* start Extracted entries *

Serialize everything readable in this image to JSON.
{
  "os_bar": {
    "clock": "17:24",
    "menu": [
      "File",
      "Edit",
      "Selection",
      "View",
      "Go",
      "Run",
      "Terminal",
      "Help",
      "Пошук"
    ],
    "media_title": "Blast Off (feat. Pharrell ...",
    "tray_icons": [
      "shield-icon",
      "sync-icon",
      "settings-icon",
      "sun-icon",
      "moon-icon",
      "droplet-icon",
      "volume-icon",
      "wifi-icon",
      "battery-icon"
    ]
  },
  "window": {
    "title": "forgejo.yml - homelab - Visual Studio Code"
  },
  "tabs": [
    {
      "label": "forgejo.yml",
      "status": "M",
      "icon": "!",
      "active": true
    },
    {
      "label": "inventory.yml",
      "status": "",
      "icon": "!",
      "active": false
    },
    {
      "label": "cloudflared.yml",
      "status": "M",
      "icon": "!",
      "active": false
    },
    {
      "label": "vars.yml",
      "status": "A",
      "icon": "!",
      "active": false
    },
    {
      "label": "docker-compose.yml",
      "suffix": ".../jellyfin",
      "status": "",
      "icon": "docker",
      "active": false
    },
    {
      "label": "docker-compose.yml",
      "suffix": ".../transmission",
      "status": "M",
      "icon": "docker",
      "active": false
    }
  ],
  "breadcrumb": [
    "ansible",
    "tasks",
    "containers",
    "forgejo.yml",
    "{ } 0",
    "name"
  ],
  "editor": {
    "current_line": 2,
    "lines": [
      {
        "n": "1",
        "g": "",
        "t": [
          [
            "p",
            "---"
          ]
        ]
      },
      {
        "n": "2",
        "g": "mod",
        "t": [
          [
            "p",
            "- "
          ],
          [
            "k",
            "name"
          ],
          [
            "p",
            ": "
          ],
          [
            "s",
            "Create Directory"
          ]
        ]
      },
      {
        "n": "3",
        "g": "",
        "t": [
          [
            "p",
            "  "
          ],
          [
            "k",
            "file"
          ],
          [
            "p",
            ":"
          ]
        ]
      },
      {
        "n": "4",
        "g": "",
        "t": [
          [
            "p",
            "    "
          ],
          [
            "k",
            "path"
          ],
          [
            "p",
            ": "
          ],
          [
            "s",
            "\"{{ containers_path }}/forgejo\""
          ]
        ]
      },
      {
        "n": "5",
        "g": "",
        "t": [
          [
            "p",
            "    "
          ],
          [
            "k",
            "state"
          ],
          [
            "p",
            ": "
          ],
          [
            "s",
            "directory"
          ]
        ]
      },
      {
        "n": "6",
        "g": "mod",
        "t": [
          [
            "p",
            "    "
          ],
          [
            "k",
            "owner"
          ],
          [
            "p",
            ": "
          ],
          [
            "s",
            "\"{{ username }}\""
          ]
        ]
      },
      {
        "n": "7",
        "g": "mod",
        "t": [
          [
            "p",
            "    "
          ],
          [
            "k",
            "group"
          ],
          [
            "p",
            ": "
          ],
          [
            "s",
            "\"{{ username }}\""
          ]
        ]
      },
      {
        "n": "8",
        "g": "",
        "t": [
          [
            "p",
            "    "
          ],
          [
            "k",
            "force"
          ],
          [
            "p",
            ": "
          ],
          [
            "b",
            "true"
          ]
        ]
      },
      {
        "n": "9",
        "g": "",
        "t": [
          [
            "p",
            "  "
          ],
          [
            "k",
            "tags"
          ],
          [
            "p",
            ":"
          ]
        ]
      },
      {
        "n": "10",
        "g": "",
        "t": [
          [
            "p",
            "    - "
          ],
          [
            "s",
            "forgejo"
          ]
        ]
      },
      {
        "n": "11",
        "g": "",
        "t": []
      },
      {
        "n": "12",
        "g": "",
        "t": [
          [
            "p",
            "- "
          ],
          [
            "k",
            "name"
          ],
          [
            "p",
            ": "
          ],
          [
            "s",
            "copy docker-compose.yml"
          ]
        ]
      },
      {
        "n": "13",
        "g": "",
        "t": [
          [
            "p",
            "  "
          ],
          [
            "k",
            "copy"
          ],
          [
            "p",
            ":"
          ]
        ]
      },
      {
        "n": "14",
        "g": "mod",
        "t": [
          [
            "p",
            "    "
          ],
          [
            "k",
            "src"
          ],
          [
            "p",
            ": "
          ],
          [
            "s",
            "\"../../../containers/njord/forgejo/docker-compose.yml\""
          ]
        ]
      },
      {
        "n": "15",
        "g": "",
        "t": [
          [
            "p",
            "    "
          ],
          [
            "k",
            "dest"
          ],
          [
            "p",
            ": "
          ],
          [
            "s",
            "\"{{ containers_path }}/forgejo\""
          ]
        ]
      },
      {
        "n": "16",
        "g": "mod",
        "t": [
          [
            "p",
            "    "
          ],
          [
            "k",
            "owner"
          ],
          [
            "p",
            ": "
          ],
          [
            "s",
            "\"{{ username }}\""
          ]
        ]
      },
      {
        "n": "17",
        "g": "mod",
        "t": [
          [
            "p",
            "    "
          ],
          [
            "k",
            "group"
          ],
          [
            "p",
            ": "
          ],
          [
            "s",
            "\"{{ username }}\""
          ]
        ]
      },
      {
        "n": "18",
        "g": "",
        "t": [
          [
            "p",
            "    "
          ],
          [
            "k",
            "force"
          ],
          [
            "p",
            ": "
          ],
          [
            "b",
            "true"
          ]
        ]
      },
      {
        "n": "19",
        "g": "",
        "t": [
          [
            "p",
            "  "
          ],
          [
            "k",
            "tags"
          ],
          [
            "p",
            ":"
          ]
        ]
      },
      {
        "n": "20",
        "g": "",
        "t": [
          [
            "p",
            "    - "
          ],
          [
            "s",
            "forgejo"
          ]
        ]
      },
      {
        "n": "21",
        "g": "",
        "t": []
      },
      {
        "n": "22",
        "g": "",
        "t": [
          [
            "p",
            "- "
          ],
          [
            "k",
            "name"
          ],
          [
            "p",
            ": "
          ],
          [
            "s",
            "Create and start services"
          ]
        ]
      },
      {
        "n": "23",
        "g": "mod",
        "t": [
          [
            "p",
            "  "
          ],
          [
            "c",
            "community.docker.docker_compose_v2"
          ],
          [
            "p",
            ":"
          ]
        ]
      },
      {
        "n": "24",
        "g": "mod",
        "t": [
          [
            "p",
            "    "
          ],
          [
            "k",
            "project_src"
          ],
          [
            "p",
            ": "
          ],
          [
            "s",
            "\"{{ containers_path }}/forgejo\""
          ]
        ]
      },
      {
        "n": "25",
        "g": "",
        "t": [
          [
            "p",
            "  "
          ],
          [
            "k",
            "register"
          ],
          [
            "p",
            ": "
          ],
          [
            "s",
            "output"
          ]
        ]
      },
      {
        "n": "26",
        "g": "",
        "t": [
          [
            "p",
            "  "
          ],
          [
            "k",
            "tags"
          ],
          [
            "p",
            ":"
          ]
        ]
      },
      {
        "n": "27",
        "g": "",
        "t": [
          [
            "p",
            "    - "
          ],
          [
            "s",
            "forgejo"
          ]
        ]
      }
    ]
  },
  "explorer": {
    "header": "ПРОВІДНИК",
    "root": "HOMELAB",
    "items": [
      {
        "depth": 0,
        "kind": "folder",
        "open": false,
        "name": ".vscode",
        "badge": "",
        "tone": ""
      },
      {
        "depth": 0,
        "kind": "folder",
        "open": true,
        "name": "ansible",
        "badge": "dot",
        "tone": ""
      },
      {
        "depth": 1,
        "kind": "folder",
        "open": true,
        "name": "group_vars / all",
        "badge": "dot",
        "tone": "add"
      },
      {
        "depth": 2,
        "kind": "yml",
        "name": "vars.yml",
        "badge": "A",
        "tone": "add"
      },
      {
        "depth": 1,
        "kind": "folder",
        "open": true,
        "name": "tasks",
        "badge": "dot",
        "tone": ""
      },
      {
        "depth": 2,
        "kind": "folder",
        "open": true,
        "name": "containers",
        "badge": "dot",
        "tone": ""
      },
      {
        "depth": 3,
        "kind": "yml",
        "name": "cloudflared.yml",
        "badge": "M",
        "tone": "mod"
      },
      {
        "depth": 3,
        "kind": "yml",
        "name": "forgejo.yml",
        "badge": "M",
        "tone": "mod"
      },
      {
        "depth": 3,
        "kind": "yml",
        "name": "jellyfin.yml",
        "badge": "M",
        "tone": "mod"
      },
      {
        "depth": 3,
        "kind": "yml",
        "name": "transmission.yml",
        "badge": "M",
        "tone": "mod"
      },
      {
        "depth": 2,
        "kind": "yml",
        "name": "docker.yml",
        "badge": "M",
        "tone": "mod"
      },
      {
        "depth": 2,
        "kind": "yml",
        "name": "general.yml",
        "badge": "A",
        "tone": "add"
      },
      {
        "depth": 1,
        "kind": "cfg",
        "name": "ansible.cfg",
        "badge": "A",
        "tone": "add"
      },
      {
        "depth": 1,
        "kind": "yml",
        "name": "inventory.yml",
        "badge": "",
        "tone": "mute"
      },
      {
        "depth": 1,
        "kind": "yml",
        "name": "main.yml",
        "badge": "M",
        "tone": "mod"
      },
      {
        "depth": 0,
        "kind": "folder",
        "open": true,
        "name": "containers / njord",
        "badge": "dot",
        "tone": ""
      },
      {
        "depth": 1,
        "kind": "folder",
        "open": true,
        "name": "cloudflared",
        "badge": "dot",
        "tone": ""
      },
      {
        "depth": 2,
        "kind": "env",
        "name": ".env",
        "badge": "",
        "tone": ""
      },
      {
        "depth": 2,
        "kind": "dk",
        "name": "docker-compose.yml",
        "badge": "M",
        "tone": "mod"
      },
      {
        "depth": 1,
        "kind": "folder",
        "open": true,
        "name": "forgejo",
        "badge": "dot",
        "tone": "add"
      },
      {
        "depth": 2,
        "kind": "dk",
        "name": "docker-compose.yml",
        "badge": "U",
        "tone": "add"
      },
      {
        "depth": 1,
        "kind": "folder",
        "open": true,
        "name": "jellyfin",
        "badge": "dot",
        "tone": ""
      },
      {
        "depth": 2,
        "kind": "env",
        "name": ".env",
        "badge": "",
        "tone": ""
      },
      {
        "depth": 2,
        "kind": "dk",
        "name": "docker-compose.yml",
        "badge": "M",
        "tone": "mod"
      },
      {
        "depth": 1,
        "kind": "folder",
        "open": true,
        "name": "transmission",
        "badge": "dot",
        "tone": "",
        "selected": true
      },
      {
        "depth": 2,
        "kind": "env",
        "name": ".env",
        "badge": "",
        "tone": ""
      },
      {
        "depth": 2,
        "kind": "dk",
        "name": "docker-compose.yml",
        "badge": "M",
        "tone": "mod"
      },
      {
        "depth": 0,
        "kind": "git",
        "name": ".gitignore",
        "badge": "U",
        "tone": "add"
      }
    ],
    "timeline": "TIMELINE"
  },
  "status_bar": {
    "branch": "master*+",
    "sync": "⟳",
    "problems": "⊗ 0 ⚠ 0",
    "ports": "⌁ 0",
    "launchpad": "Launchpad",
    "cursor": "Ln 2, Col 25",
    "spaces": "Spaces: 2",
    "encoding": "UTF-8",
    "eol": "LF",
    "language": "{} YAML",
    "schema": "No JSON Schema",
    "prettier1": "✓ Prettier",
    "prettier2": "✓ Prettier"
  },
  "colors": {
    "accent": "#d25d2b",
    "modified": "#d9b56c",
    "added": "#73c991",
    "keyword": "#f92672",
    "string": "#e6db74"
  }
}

* end Extracted entries *

▶ **The request**
Determine how many lines in the listing above hold the word "label", answering with the number only.

▶ **Solution to the problem**
6